Check each line of the records below for the string "Правил", then state how many lines contain it, with no other output.

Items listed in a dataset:
============================================================

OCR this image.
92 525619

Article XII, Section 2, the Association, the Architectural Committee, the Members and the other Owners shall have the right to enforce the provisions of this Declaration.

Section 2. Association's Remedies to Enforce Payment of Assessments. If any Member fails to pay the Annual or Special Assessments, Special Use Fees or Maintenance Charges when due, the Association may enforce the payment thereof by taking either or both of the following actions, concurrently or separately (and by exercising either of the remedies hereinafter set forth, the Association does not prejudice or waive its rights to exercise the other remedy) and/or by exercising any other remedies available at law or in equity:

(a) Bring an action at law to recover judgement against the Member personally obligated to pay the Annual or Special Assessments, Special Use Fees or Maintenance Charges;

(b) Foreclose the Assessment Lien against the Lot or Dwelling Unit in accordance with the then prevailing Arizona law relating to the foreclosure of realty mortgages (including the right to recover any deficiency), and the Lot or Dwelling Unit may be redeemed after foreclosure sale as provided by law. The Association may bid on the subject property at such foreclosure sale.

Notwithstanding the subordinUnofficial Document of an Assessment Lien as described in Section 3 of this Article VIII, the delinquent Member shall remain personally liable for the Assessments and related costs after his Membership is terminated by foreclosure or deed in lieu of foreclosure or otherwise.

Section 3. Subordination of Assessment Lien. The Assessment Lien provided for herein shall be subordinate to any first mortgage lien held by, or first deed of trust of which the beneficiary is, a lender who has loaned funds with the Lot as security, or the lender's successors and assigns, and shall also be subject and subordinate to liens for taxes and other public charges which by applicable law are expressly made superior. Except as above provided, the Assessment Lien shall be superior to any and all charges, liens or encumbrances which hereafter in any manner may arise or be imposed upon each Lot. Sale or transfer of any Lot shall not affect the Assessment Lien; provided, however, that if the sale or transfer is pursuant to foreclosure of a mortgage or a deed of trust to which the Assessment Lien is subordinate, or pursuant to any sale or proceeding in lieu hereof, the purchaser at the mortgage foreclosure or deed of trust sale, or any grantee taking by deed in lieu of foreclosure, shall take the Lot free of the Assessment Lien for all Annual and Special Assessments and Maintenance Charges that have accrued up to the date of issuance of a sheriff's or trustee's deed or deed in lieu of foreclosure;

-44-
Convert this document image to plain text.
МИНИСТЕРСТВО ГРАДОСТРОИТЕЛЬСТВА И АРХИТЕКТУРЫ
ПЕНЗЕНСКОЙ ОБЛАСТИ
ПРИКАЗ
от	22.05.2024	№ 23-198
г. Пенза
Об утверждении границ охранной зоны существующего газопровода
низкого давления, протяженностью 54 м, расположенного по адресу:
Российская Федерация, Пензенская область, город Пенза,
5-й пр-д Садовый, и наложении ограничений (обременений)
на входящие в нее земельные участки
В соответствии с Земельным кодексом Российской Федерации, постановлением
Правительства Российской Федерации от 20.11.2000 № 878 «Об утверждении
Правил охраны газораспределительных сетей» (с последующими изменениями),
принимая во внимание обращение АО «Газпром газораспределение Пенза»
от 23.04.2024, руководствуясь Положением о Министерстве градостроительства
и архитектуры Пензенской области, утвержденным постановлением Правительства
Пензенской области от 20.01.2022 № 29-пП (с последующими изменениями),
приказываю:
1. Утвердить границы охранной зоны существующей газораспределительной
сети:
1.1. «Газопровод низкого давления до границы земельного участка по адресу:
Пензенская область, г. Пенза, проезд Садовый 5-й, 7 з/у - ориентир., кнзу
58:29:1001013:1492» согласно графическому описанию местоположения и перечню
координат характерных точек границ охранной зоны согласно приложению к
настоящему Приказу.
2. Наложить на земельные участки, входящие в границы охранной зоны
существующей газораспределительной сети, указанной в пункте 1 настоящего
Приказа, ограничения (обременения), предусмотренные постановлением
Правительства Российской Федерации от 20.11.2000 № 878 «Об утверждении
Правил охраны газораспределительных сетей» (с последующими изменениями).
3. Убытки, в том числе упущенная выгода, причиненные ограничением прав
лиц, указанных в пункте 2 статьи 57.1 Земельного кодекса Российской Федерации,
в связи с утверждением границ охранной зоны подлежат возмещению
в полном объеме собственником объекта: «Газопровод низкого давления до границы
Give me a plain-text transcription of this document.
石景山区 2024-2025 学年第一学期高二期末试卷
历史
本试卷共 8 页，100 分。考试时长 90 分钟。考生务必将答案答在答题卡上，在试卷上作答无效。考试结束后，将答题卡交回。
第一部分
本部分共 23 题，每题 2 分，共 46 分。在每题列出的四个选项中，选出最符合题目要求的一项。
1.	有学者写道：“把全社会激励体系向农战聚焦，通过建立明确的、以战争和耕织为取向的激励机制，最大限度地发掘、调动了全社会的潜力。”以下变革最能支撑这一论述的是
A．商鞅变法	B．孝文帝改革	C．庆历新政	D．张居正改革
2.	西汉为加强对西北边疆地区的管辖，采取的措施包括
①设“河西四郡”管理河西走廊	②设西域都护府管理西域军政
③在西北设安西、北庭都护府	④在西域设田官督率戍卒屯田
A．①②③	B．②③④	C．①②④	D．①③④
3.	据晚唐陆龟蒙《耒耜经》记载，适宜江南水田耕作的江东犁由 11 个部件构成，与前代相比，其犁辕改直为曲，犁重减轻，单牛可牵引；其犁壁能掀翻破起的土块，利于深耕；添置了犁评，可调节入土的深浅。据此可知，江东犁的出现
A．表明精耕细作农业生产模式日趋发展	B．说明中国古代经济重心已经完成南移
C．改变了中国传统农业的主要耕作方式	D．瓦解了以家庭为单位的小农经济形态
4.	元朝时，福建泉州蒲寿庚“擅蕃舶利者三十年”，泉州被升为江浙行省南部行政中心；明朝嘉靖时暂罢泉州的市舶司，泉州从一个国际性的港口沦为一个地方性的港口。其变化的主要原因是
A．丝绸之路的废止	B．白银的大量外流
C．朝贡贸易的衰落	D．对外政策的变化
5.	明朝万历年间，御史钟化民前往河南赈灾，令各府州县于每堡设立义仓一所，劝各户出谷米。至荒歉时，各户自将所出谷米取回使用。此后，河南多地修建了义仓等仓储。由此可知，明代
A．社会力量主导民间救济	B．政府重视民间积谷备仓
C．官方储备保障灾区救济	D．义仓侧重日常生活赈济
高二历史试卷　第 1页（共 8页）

============================================================

#### [FINAL ANSWER]
2